**BRANO ESTRATTO:**
┄┄┄┄┄┄

Il Trentino è una delle aree viticole che, grazie alla posizione geografica ricca di zone climatiche diverse, di terreni in gran parte di montagna, produce vini di qualità, spesso caratterizzati da sapori particolarmente gradevoli, di assoluto rigore sensoriale.
La morfologia alpina del suolo trentino presenta vigneti che si estendono dalle miti sponde del lago di Garda, per passare al fondo valle, e salire fino alle pendici delle dolomiti.
 
Un’ampia superficie, di una viticoltura che si estende per circa 10.500 ettari, con fasce climatiche, con terreni eterogenei tra loro e piantagioni tra i 200 e i 1.000 metri di quota.
Negli anni l’offerta produttiva si è evoluta, grazie alla sapiente sinergia tra soggetti e operatori diversi del sistema vitivinicolo trentino, come le aziende private, la cooperazione, vignaioli, imprese agricole, appassionati coltivatori, imbottigliatori; anche perché tutti hanno anteposto il territorio, i propri paesi, quale identità riconosciuta, ancor prima delle proprie aziende e delle proprietà.

┄┄┄┄┄┄

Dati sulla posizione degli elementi
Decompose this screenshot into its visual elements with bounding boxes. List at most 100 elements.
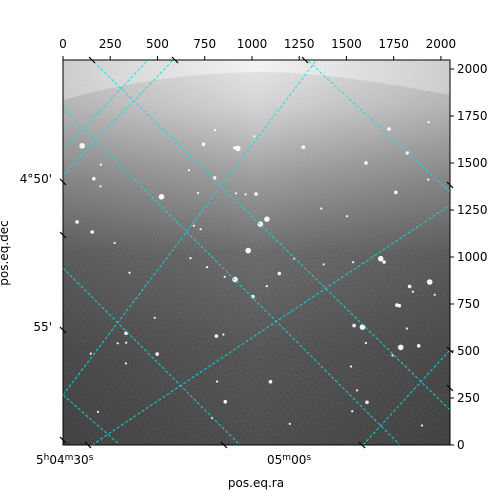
star-52 (264, 216, 270, 222)
star-47 (433, 293, 436, 296)
star-55 (345, 215, 349, 218)
y-tick-label-0: 0 (457, 438, 465, 452)
star-12 (244, 193, 247, 196)
world-tick-1 (88, 56, 96, 64)
y-tick-label-3: 750 (457, 297, 480, 311)
grid-line-6 (63, 60, 318, 396)
x-tick-label-5: 1250 (284, 37, 315, 51)
plot-frame (62, 59, 451, 446)
star-57 (223, 399, 228, 404)
star-20 (391, 354, 394, 357)
star-28 (394, 190, 398, 195)
x-tick-label-4: 1000 (237, 37, 268, 51)
dec-tick-label-2: 55' (33, 320, 52, 334)
star-46 (377, 255, 384, 262)
star-63 (387, 127, 391, 131)
x-tick-label-3: 750 (193, 37, 216, 51)
star-33 (364, 161, 368, 165)
star-3 (359, 324, 366, 330)
star-67 (99, 185, 102, 188)
coordinate-grid (63, 60, 450, 445)
world-tick-6 (446, 181, 454, 189)
star-65 (153, 316, 156, 319)
world-tick-7 (446, 346, 454, 354)
world-tick-12 (59, 436, 67, 444)
grid-line-1 (63, 267, 241, 445)
grid-line-0 (91, 60, 450, 411)
y-axis-label: pos.eq.dec (0, 220, 11, 285)
star-21 (75, 220, 79, 224)
star-9 (234, 192, 238, 195)
star-32 (90, 230, 94, 234)
star-10 (124, 362, 127, 365)
star-75 (99, 163, 102, 166)
star-50 (206, 266, 209, 269)
star-30 (268, 379, 273, 384)
top-axis-ticks: 0 250 500 750 1000 1250 1500 1750 2000 (59, 37, 456, 60)
grid-line-4 (63, 394, 121, 445)
grid-line-8 (362, 349, 450, 445)
world-axis-ticks (59, 56, 454, 449)
x-tick-label-2: 500 (146, 37, 169, 51)
star-35 (245, 247, 251, 254)
star-5 (277, 271, 282, 276)
star-39 (92, 176, 96, 181)
ra-tick-label-2: 05m00s (267, 453, 311, 467)
star-72 (192, 224, 195, 227)
star-37 (416, 344, 421, 348)
grid-line-7 (91, 204, 450, 445)
y-tick-label-5: 1250 (457, 203, 488, 217)
star-31 (253, 135, 256, 138)
star-26 (365, 400, 369, 405)
star-58 (128, 271, 131, 274)
star-71 (116, 342, 119, 345)
star-14 (235, 145, 241, 152)
star-34 (301, 145, 306, 149)
y-tick-label-8: 2000 (457, 62, 488, 76)
star-77 (233, 146, 236, 149)
star-49 (397, 344, 404, 351)
star-36 (352, 261, 355, 264)
grid-line-5 (63, 60, 174, 176)
star-76 (351, 410, 354, 413)
world-tick-10 (301, 56, 309, 64)
star-62 (213, 129, 217, 132)
star-27 (125, 341, 128, 344)
x-tick-label-6: 1500 (331, 37, 362, 51)
world-tick-3 (59, 178, 67, 186)
star-6 (420, 424, 424, 427)
star-48 (349, 365, 353, 368)
grid-line-2 (63, 107, 401, 445)
star-8 (320, 207, 323, 210)
star-11 (96, 410, 100, 413)
ra-tick-label-1: 5h04m30s (36, 453, 94, 467)
star-23 (427, 121, 430, 124)
star-43 (322, 263, 325, 266)
star-29 (79, 143, 85, 149)
x-tick-label-0: 0 (59, 37, 67, 51)
y-tick-label-6: 1500 (457, 156, 488, 170)
star-56 (216, 380, 219, 383)
world-tick-5 (59, 326, 67, 334)
star-64 (197, 191, 200, 195)
star-22 (214, 334, 219, 338)
star-73 (113, 241, 116, 244)
star-38 (201, 142, 206, 147)
world-tick-11 (171, 56, 179, 64)
stars-layer (75, 121, 436, 427)
y-tick-label-7: 1750 (457, 109, 488, 123)
star-74 (265, 285, 268, 288)
star-79 (199, 228, 202, 231)
grid-line-9 (63, 60, 149, 151)
dec-tick-label-1: 4°50' (20, 172, 52, 186)
star-13 (352, 323, 356, 328)
world-tick-8 (446, 384, 454, 392)
star-19 (355, 389, 359, 392)
x-tick-label-7: 1750 (378, 37, 409, 51)
star-15 (222, 333, 225, 336)
star-78 (158, 194, 165, 200)
star-60 (89, 352, 92, 355)
star-17 (382, 260, 386, 264)
star-70 (364, 341, 367, 345)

┄┄┄┄┄┄

**ELENCO CONSEGNE:**
(1) Cita il testo sulla viticoltura trentina nel tratto che inizia con "Un’ampia superficie, di" e termina con "metri di quota.".
(2) Prosegui il testo sulla viticoltura trentina a partire dalla sua ultima frase.

**ESERCIZI SVOLTI:**
(1)
Un’ampia superficie, di una viticoltura che si estende per circa 10.500 ettari, con fasce climatiche, con terreni eterogenei tra loro e piantagioni tra i 200 e i 1.000 metri di quota.

(2)
 
In quest’ambiente, in questo habitat è ubicata da anni, ai piedi di Castel Madruzzo, l’Azienda Agricola PRAVIS di Lasino in Valle dei Laghi.
Situata in un lembo di terra con una temperatura unica, dove i venti creano un clima mite e ventilato adatto alla coltivazione della vite, e che rappresenta l’evoluzione del settore oggetto del nostro incontro odierno. 
Certo, una piccola azienda da anni sul mercato, che ha fatto del vino, dello spumante e della grappa, non solo una missione, ma ha creato nel tempo metodi di coltivazione innovativi, tecniche nuove, sperimentazioni particolari, nel rispetto dell’ambiente, della storia e delle tradizioni, per giungere a prodotti di alta qualità conosciuti in tutto il mondo. 
 
In questa cornice del Made in Italy, o meglio del Made in Trentino, per comprendere meglio la vita reale di quest’azienda, delle famiglie fondatrici e del sistema di gestione quasi completamente femminile, ne abbiamo parlato con Giulia, una delle titolari, giovane imprenditrice con grandi capacità, che, con passione, preparazione e volontà, ha assunto la direzione di uno dei settori chiave dell’organizzazione aziendale.
Ecco lo scambio d’idee, oggetto della conversazione con Giulia Pedrini, che rappresenta la seconda generazione della PRAVIS di Lasino.
 

 
Giulia, parliamo della Vostra azienda, della sua storia, dei fondatori?
«Pravis è il nome di un terreno, qui vicino, è un toponimo agricolo, dove nel 1970 sono state piantate delle viti che hanno dato i primi frutti con la vendemmia del 1974.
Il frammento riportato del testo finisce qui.